INSTRUCTION: Print the listing that follows, character for character.

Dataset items
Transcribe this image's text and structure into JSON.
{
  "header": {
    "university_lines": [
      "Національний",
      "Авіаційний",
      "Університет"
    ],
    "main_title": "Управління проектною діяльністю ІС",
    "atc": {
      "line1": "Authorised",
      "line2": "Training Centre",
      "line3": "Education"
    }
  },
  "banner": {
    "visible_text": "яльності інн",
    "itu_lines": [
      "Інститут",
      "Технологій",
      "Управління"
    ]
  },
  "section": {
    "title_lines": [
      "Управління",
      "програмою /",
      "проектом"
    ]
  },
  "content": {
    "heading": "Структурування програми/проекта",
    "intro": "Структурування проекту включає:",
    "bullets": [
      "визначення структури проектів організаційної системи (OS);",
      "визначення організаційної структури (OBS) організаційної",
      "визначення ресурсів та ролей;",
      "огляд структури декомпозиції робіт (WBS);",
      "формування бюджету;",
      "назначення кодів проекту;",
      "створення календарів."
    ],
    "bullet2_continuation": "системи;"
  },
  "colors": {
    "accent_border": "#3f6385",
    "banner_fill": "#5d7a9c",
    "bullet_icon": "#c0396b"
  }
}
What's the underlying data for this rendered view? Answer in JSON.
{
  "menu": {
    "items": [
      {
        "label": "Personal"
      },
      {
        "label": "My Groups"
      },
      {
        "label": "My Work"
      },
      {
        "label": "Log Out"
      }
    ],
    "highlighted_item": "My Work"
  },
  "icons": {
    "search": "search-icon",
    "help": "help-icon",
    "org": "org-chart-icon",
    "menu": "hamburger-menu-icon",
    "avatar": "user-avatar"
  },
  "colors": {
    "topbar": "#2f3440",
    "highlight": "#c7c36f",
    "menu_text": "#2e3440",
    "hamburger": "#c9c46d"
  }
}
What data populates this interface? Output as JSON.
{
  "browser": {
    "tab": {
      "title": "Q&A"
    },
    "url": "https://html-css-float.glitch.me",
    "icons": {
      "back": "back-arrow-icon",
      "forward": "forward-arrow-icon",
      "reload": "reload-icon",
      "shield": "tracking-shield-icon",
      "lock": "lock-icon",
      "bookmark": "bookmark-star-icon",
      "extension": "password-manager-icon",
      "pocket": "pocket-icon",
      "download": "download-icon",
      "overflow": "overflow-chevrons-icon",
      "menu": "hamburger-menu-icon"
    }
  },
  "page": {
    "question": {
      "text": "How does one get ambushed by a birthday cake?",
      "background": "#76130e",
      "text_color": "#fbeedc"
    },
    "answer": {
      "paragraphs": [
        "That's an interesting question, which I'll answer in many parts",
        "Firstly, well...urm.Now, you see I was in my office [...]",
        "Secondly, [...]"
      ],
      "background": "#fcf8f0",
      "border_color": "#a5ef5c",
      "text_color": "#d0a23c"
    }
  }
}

OUTPUT FOR THIS EXERCISE:
Transcribe this image's text and structure into JSON.
{
  "header": {
    "university_lines": [
      "Національний",
      "Авіаційний",
      "Університет"
    ],
    "main_title": "Управління проектною діяльністю ІС",
    "atc": {
      "line1": "Authorised",
      "line2": "Training Centre",
      "line3": "Education"
    }
  },
  "banner": {
    "visible_text": "яльності інн",
    "itu_lines": [
      "Інститут",
      "Технологій",
      "Управління"
    ]
  },
  "section": {
    "title_lines": [
      "Управління",
      "програмою /",
      "проектом"
    ]
  },
  "content": {
    "heading": "Структурування програми/проекта",
    "intro": "Структурування проекту включає:",
    "bullets": [
      "визначення структури проектів організаційної системи (OS);",
      "визначення організаційної структури (OBS) організаційної",
      "визначення ресурсів та ролей;",
      "огляд структури декомпозиції робіт (WBS);",
      "формування бюджету;",
      "назначення кодів проекту;",
      "створення календарів."
    ],
    "bullet2_continuation": "системи;"
  },
  "colors": {
    "accent_border": "#3f6385",
    "banner_fill": "#5d7a9c",
    "bullet_icon": "#c0396b"
  }
}
What's the underlying data for this rendered view? Answer in JSON.
{
  "menu": {
    "items": [
      {
        "label": "Personal"
      },
      {
        "label": "My Groups"
      },
      {
        "label": "My Work"
      },
      {
        "label": "Log Out"
      }
    ],
    "highlighted_item": "My Work"
  },
  "icons": {
    "search": "search-icon",
    "help": "help-icon",
    "org": "org-chart-icon",
    "menu": "hamburger-menu-icon",
    "avatar": "user-avatar"
  },
  "colors": {
    "topbar": "#2f3440",
    "highlight": "#c7c36f",
    "menu_text": "#2e3440",
    "hamburger": "#c9c46d"
  }
}
What data populates this interface? Output as JSON.
{
  "browser": {
    "tab": {
      "title": "Q&A"
    },
    "url": "https://html-css-float.glitch.me",
    "icons": {
      "back": "back-arrow-icon",
      "forward": "forward-arrow-icon",
      "reload": "reload-icon",
      "shield": "tracking-shield-icon",
      "lock": "lock-icon",
      "bookmark": "bookmark-star-icon",
      "extension": "password-manager-icon",
      "pocket": "pocket-icon",
      "download": "download-icon",
      "overflow": "overflow-chevrons-icon",
      "menu": "hamburger-menu-icon"
    }
  },
  "page": {
    "question": {
      "text": "How does one get ambushed by a birthday cake?",
      "background": "#76130e",
      "text_color": "#fbeedc"
    },
    "answer": {
      "paragraphs": [
        "That's an interesting question, which I'll answer in many parts",
        "Firstly, well...urm.Now, you see I was in my office [...]",
        "Secondly, [...]"
      ],
      "background": "#fcf8f0",
      "border_color": "#a5ef5c",
      "text_color": "#d0a23c"
    }
  }
}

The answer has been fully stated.